[Extracted data entries]
* * * * *

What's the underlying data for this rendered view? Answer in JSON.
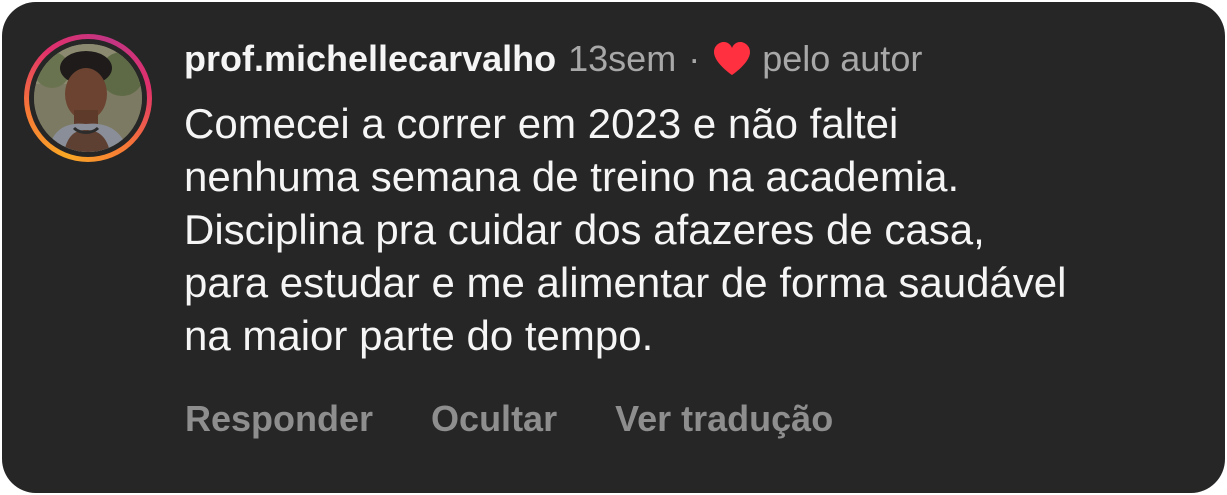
{
  "comment": {
    "author": "prof.michellecarvalho",
    "age": "13sem",
    "separator": "·",
    "liked_by_label": "pelo autor",
    "text_lines": [
      "Comecei a correr em 2023 e não faltei",
      "nenhuma semana de treino na academia.",
      "Disciplina pra cuidar dos afazeres de casa,",
      "para estudar e me alimentar de forma saudável",
      "na maior parte do tempo."
    ],
    "actions": {
      "reply": "Responder",
      "hide": "Ocultar",
      "translate": "Ver tradução"
    }
  },
  "icons": {
    "liked_heart": "heart-icon",
    "avatar_ring": "story-ring"
  },
  "colors": {
    "background": "#262626",
    "primary_text": "#f5f5f5",
    "secondary_text": "#a8a8a8",
    "action_text": "#8e8e8e",
    "heart": "#ff3040"
  }
}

* * * * *

**Aim:** Exact duplication of all the records is required; pictures are omitted from the copy.

**Exercise result:**
What's the underlying data for this rendered view? Answer in JSON.
{
  "comment": {
    "author": "prof.michellecarvalho",
    "age": "13sem",
    "separator": "·",
    "liked_by_label": "pelo autor",
    "text_lines": [
      "Comecei a correr em 2023 e não faltei",
      "nenhuma semana de treino na academia.",
      "Disciplina pra cuidar dos afazeres de casa,",
      "para estudar e me alimentar de forma saudável",
      "na maior parte do tempo."
    ],
    "actions": {
      "reply": "Responder",
      "hide": "Ocultar",
      "translate": "Ver tradução"
    }
  },
  "icons": {
    "liked_heart": "heart-icon",
    "avatar_ring": "story-ring"
  },
  "colors": {
    "background": "#262626",
    "primary_text": "#f5f5f5",
    "secondary_text": "#a8a8a8",
    "action_text": "#8e8e8e",
    "heart": "#ff3040"
  }
}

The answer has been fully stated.